◆ Exercise description ◆
Copy the material that follows word for word and omit its pictures.

◆ Data provided ◆
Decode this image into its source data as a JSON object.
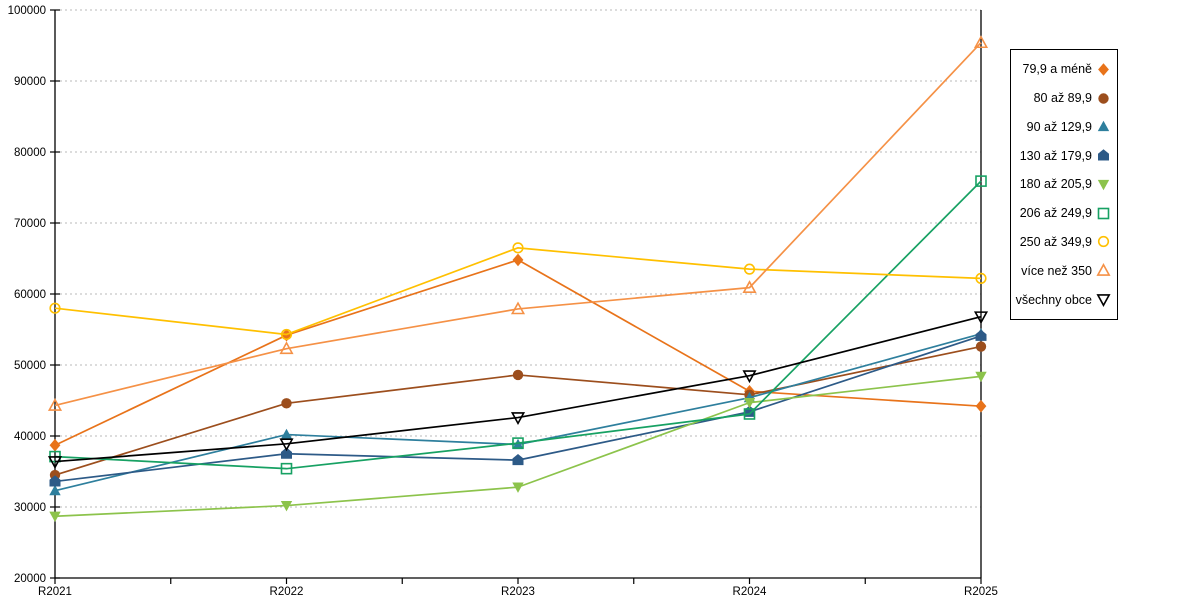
{
  "chart_data": {
    "type": "line",
    "title": "",
    "xlabel": "",
    "ylabel": "",
    "x_categories": [
      "R2021",
      "R2022",
      "R2023",
      "R2024",
      "R2025"
    ],
    "y_axis": {
      "min": 20000,
      "max": 100000,
      "step": 10000,
      "tick_labels": [
        "20000",
        "30000",
        "40000",
        "50000",
        "60000",
        "70000",
        "80000",
        "90000",
        "100000"
      ]
    },
    "grid": "horizontal-dashed",
    "legend_position": "right",
    "series": [
      {
        "name": "79,9 a méně",
        "marker": "diamond",
        "style": "filled",
        "color": "#E8731A",
        "values": [
          38700,
          54200,
          64800,
          46300,
          44200
        ]
      },
      {
        "name": "80 až 89,9",
        "marker": "circle",
        "style": "filled",
        "color": "#9C4E1D",
        "values": [
          34500,
          44600,
          48600,
          45800,
          52600
        ]
      },
      {
        "name": "90 až 129,9",
        "marker": "triangle-up",
        "style": "filled",
        "color": "#2E7F9D",
        "values": [
          32300,
          40200,
          38800,
          45400,
          54400
        ]
      },
      {
        "name": "130 až 179,9",
        "marker": "pentagon",
        "style": "filled",
        "color": "#2D5A87",
        "values": [
          33600,
          37500,
          36600,
          43400,
          54100
        ]
      },
      {
        "name": "180 až 205,9",
        "marker": "triangle-down",
        "style": "filled",
        "color": "#8CC34B",
        "values": [
          28700,
          30200,
          32800,
          44700,
          48400
        ]
      },
      {
        "name": "206 až 249,9",
        "marker": "square",
        "style": "open",
        "color": "#17A163",
        "values": [
          37100,
          35400,
          39000,
          43100,
          75900
        ]
      },
      {
        "name": "250 až 349,9",
        "marker": "circle",
        "style": "open",
        "color": "#FFC000",
        "values": [
          58000,
          54300,
          66500,
          63500,
          62200
        ]
      },
      {
        "name": "více než 350",
        "marker": "triangle-up",
        "style": "open",
        "color": "#F59146",
        "values": [
          44300,
          52300,
          57900,
          60900,
          95400
        ]
      },
      {
        "name": "všechny obce",
        "marker": "triangle-down",
        "style": "open",
        "color": "#000000",
        "values": [
          36400,
          38900,
          42600,
          48500,
          56800
        ]
      }
    ]
  }
}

◆ The response ◆
Decode this image into its source data as a JSON object.
{
  "chart_data": {
    "type": "line",
    "title": "",
    "xlabel": "",
    "ylabel": "",
    "x_categories": [
      "R2021",
      "R2022",
      "R2023",
      "R2024",
      "R2025"
    ],
    "y_axis": {
      "min": 20000,
      "max": 100000,
      "step": 10000,
      "tick_labels": [
        "20000",
        "30000",
        "40000",
        "50000",
        "60000",
        "70000",
        "80000",
        "90000",
        "100000"
      ]
    },
    "grid": "horizontal-dashed",
    "legend_position": "right",
    "series": [
      {
        "name": "79,9 a méně",
        "marker": "diamond",
        "style": "filled",
        "color": "#E8731A",
        "values": [
          38700,
          54200,
          64800,
          46300,
          44200
        ]
      },
      {
        "name": "80 až 89,9",
        "marker": "circle",
        "style": "filled",
        "color": "#9C4E1D",
        "values": [
          34500,
          44600,
          48600,
          45800,
          52600
        ]
      },
      {
        "name": "90 až 129,9",
        "marker": "triangle-up",
        "style": "filled",
        "color": "#2E7F9D",
        "values": [
          32300,
          40200,
          38800,
          45400,
          54400
        ]
      },
      {
        "name": "130 až 179,9",
        "marker": "pentagon",
        "style": "filled",
        "color": "#2D5A87",
        "values": [
          33600,
          37500,
          36600,
          43400,
          54100
        ]
      },
      {
        "name": "180 až 205,9",
        "marker": "triangle-down",
        "style": "filled",
        "color": "#8CC34B",
        "values": [
          28700,
          30200,
          32800,
          44700,
          48400
        ]
      },
      {
        "name": "206 až 249,9",
        "marker": "square",
        "style": "open",
        "color": "#17A163",
        "values": [
          37100,
          35400,
          39000,
          43100,
          75900
        ]
      },
      {
        "name": "250 až 349,9",
        "marker": "circle",
        "style": "open",
        "color": "#FFC000",
        "values": [
          58000,
          54300,
          66500,
          63500,
          62200
        ]
      },
      {
        "name": "více než 350",
        "marker": "triangle-up",
        "style": "open",
        "color": "#F59146",
        "values": [
          44300,
          52300,
          57900,
          60900,
          95400
        ]
      },
      {
        "name": "všechny obce",
        "marker": "triangle-down",
        "style": "open",
        "color": "#000000",
        "values": [
          36400,
          38900,
          42600,
          48500,
          56800
        ]
      }
    ]
  }
}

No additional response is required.